**Work to complete**
Write the records out again exactly, leaving no images in.

______________________________

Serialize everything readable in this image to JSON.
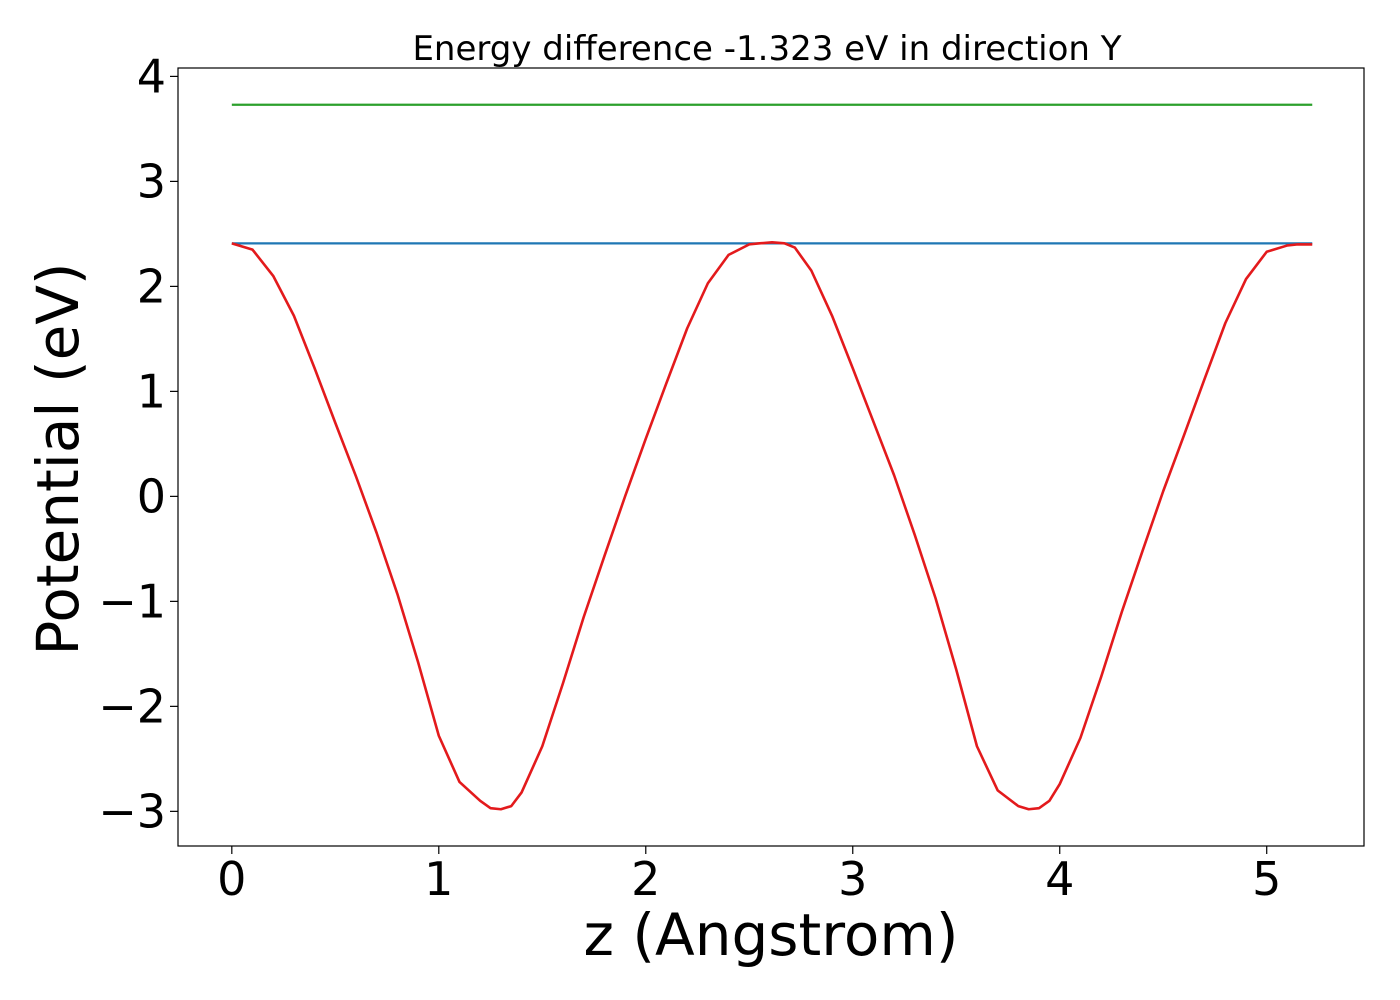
{
  "chart_data": {
    "type": "line",
    "title": "Energy difference -1.323 eV in direction Y",
    "xlabel": "z (Angstrom)",
    "ylabel": "Potential (eV)",
    "xlim": [
      -0.26,
      5.47
    ],
    "ylim": [
      -3.33,
      4.08
    ],
    "xticks": [
      0,
      1,
      2,
      3,
      4,
      5
    ],
    "xtick_labels": [
      "0",
      "1",
      "2",
      "3",
      "4",
      "5"
    ],
    "yticks": [
      -3,
      -2,
      -1,
      0,
      1,
      2,
      3,
      4
    ],
    "ytick_labels": [
      "−3",
      "−2",
      "−1",
      "0",
      "1",
      "2",
      "3",
      "4"
    ],
    "grid": false,
    "series": [
      {
        "color": "#2ca02c",
        "x": [
          0,
          5.22
        ],
        "y": [
          3.73,
          3.73
        ]
      },
      {
        "color": "#1f77b4",
        "x": [
          0,
          5.22
        ],
        "y": [
          2.41,
          2.41
        ]
      },
      {
        "color": "#e31a1c",
        "x": [
          0,
          0.1,
          0.2,
          0.3,
          0.4,
          0.5,
          0.6,
          0.7,
          0.8,
          0.9,
          1.0,
          1.1,
          1.2,
          1.25,
          1.3,
          1.35,
          1.4,
          1.5,
          1.6,
          1.7,
          1.8,
          1.9,
          2.0,
          2.1,
          2.2,
          2.3,
          2.4,
          2.5,
          2.55,
          2.61,
          2.67,
          2.72,
          2.8,
          2.9,
          3.0,
          3.1,
          3.2,
          3.3,
          3.4,
          3.5,
          3.6,
          3.7,
          3.8,
          3.85,
          3.9,
          3.95,
          4.0,
          4.1,
          4.2,
          4.3,
          4.4,
          4.5,
          4.6,
          4.7,
          4.8,
          4.9,
          5.0,
          5.1,
          5.15,
          5.22
        ],
        "y": [
          2.41,
          2.35,
          2.1,
          1.72,
          1.22,
          0.7,
          0.19,
          -0.35,
          -0.93,
          -1.58,
          -2.28,
          -2.72,
          -2.9,
          -2.97,
          -2.98,
          -2.95,
          -2.82,
          -2.38,
          -1.78,
          -1.15,
          -0.57,
          0.0,
          0.55,
          1.08,
          1.6,
          2.03,
          2.3,
          2.4,
          2.41,
          2.42,
          2.41,
          2.37,
          2.15,
          1.72,
          1.22,
          0.71,
          0.2,
          -0.37,
          -0.97,
          -1.65,
          -2.38,
          -2.8,
          -2.95,
          -2.98,
          -2.97,
          -2.9,
          -2.74,
          -2.3,
          -1.72,
          -1.1,
          -0.52,
          0.05,
          0.58,
          1.12,
          1.65,
          2.07,
          2.33,
          2.39,
          2.4,
          2.4
        ]
      }
    ]
  }
}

______________________________

**Result**
Serialize everything readable in this image to JSON.
{
  "chart_data": {
    "type": "line",
    "title": "Energy difference -1.323 eV in direction Y",
    "xlabel": "z (Angstrom)",
    "ylabel": "Potential (eV)",
    "xlim": [
      -0.26,
      5.47
    ],
    "ylim": [
      -3.33,
      4.08
    ],
    "xticks": [
      0,
      1,
      2,
      3,
      4,
      5
    ],
    "xtick_labels": [
      "0",
      "1",
      "2",
      "3",
      "4",
      "5"
    ],
    "yticks": [
      -3,
      -2,
      -1,
      0,
      1,
      2,
      3,
      4
    ],
    "ytick_labels": [
      "−3",
      "−2",
      "−1",
      "0",
      "1",
      "2",
      "3",
      "4"
    ],
    "grid": false,
    "series": [
      {
        "color": "#2ca02c",
        "x": [
          0,
          5.22
        ],
        "y": [
          3.73,
          3.73
        ]
      },
      {
        "color": "#1f77b4",
        "x": [
          0,
          5.22
        ],
        "y": [
          2.41,
          2.41
        ]
      },
      {
        "color": "#e31a1c",
        "x": [
          0,
          0.1,
          0.2,
          0.3,
          0.4,
          0.5,
          0.6,
          0.7,
          0.8,
          0.9,
          1.0,
          1.1,
          1.2,
          1.25,
          1.3,
          1.35,
          1.4,
          1.5,
          1.6,
          1.7,
          1.8,
          1.9,
          2.0,
          2.1,
          2.2,
          2.3,
          2.4,
          2.5,
          2.55,
          2.61,
          2.67,
          2.72,
          2.8,
          2.9,
          3.0,
          3.1,
          3.2,
          3.3,
          3.4,
          3.5,
          3.6,
          3.7,
          3.8,
          3.85,
          3.9,
          3.95,
          4.0,
          4.1,
          4.2,
          4.3,
          4.4,
          4.5,
          4.6,
          4.7,
          4.8,
          4.9,
          5.0,
          5.1,
          5.15,
          5.22
        ],
        "y": [
          2.41,
          2.35,
          2.1,
          1.72,
          1.22,
          0.7,
          0.19,
          -0.35,
          -0.93,
          -1.58,
          -2.28,
          -2.72,
          -2.9,
          -2.97,
          -2.98,
          -2.95,
          -2.82,
          -2.38,
          -1.78,
          -1.15,
          -0.57,
          0.0,
          0.55,
          1.08,
          1.6,
          2.03,
          2.3,
          2.4,
          2.41,
          2.42,
          2.41,
          2.37,
          2.15,
          1.72,
          1.22,
          0.71,
          0.2,
          -0.37,
          -0.97,
          -1.65,
          -2.38,
          -2.8,
          -2.95,
          -2.98,
          -2.97,
          -2.9,
          -2.74,
          -2.3,
          -1.72,
          -1.1,
          -0.52,
          0.05,
          0.58,
          1.12,
          1.65,
          2.07,
          2.33,
          2.39,
          2.4,
          2.4
        ]
      }
    ]
  }
}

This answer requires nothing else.